**Required task**
Copy out every line containing the word "JSON".

Entries with figure data:
-- Begin --
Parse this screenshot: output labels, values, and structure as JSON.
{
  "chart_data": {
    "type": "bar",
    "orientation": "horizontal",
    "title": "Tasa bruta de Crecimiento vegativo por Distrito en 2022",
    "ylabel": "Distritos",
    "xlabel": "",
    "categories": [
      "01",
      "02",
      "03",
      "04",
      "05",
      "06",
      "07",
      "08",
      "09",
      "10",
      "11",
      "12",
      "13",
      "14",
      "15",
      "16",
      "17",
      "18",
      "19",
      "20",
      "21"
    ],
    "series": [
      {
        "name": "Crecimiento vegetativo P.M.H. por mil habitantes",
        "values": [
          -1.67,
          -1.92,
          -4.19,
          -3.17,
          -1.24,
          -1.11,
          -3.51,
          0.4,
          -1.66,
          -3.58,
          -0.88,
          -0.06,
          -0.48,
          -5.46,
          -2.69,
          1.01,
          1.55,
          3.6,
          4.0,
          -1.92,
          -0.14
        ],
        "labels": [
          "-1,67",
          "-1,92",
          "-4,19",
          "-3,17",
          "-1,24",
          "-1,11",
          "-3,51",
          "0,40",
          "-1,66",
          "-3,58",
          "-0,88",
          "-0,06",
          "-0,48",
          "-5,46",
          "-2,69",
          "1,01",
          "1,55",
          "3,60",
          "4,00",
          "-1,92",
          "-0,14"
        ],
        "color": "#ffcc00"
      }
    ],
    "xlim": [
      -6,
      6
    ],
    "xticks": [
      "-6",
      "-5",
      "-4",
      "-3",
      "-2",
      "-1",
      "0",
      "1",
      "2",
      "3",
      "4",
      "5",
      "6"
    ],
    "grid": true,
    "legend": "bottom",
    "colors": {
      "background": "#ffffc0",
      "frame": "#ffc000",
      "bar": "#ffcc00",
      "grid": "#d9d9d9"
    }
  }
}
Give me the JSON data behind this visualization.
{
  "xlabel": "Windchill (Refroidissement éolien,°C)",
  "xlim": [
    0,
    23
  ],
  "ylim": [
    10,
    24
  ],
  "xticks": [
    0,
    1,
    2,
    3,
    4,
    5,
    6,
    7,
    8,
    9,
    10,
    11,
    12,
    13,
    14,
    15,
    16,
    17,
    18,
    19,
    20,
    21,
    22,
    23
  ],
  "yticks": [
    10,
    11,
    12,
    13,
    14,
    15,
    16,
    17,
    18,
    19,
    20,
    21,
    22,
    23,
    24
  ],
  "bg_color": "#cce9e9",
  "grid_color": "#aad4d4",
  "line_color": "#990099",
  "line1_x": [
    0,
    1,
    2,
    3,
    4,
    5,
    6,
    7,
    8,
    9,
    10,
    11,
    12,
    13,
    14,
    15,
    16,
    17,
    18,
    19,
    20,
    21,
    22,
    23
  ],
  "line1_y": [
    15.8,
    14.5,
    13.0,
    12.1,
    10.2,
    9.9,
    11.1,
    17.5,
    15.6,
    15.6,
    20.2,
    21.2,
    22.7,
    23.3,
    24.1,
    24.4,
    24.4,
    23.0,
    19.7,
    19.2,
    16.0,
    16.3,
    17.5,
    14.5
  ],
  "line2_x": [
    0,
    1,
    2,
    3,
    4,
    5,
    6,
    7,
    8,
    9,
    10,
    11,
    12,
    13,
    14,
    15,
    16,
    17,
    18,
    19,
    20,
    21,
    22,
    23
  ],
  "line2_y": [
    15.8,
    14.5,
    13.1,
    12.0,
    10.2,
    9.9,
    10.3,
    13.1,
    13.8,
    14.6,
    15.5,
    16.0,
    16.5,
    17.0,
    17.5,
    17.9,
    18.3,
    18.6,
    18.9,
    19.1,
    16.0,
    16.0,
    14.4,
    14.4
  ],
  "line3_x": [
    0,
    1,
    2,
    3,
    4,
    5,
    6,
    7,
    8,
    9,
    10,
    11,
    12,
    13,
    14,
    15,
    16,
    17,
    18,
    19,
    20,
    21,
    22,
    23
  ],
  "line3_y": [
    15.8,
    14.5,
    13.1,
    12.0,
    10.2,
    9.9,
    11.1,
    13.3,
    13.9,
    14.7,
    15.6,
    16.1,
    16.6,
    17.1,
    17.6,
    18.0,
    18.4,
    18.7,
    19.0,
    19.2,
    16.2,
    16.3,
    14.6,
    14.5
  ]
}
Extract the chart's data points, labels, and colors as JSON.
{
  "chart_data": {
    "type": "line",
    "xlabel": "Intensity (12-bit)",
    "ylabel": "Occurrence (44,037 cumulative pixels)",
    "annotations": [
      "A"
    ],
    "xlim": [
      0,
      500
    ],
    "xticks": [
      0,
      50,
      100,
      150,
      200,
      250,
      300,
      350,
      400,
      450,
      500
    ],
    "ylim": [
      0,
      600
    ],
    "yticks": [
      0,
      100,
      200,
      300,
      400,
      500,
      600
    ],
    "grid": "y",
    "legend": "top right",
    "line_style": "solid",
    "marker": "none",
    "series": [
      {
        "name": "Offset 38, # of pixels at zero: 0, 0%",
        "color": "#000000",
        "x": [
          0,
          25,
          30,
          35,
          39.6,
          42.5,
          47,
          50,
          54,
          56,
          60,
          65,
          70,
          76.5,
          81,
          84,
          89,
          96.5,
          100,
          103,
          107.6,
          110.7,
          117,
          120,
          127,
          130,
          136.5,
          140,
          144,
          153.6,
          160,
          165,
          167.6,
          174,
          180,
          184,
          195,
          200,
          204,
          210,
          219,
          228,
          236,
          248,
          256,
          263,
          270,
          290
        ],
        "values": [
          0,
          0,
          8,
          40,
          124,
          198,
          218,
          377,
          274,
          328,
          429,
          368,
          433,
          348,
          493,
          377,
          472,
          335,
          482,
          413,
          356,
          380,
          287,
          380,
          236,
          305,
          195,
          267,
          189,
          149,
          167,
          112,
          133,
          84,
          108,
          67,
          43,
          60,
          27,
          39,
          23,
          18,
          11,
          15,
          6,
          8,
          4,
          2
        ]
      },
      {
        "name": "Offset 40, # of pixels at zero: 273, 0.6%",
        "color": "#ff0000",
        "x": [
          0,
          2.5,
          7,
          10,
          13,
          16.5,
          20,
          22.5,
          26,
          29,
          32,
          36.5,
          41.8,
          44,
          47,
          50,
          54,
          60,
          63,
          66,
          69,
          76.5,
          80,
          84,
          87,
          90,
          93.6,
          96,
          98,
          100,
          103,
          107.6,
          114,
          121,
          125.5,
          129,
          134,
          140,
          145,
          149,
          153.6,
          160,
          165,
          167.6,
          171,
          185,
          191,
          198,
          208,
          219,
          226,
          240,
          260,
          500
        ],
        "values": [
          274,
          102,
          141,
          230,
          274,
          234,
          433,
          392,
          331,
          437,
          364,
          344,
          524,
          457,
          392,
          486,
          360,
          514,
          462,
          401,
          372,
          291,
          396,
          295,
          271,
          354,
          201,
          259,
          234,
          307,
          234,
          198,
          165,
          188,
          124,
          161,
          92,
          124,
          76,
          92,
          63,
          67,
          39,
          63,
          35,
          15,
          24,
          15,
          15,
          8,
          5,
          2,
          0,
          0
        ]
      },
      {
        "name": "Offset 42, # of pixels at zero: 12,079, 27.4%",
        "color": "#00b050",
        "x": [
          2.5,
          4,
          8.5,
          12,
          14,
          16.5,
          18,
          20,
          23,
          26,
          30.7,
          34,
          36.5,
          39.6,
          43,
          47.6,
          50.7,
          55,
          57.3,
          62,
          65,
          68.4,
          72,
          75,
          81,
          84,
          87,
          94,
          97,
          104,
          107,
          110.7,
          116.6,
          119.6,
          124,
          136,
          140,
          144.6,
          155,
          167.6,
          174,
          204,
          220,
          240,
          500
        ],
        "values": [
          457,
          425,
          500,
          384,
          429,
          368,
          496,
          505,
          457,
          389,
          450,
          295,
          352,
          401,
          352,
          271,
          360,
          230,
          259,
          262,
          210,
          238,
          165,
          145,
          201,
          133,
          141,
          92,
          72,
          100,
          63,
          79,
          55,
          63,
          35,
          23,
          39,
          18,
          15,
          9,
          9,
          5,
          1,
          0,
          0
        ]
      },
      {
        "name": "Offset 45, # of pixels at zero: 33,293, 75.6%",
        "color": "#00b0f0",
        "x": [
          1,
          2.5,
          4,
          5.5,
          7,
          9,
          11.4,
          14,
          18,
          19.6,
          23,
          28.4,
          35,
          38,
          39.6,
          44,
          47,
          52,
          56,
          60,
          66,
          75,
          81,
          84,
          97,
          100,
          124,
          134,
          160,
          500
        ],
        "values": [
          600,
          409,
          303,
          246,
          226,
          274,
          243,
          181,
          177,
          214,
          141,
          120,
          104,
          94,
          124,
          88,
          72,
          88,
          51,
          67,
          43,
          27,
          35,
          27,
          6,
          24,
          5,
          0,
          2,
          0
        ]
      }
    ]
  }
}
-- End --
**Exercise output**
Parse this screenshot: output labels, values, and structure as JSON.
Give me the JSON data behind this visualization.
Extract the chart's data points, labels, and colors as JSON.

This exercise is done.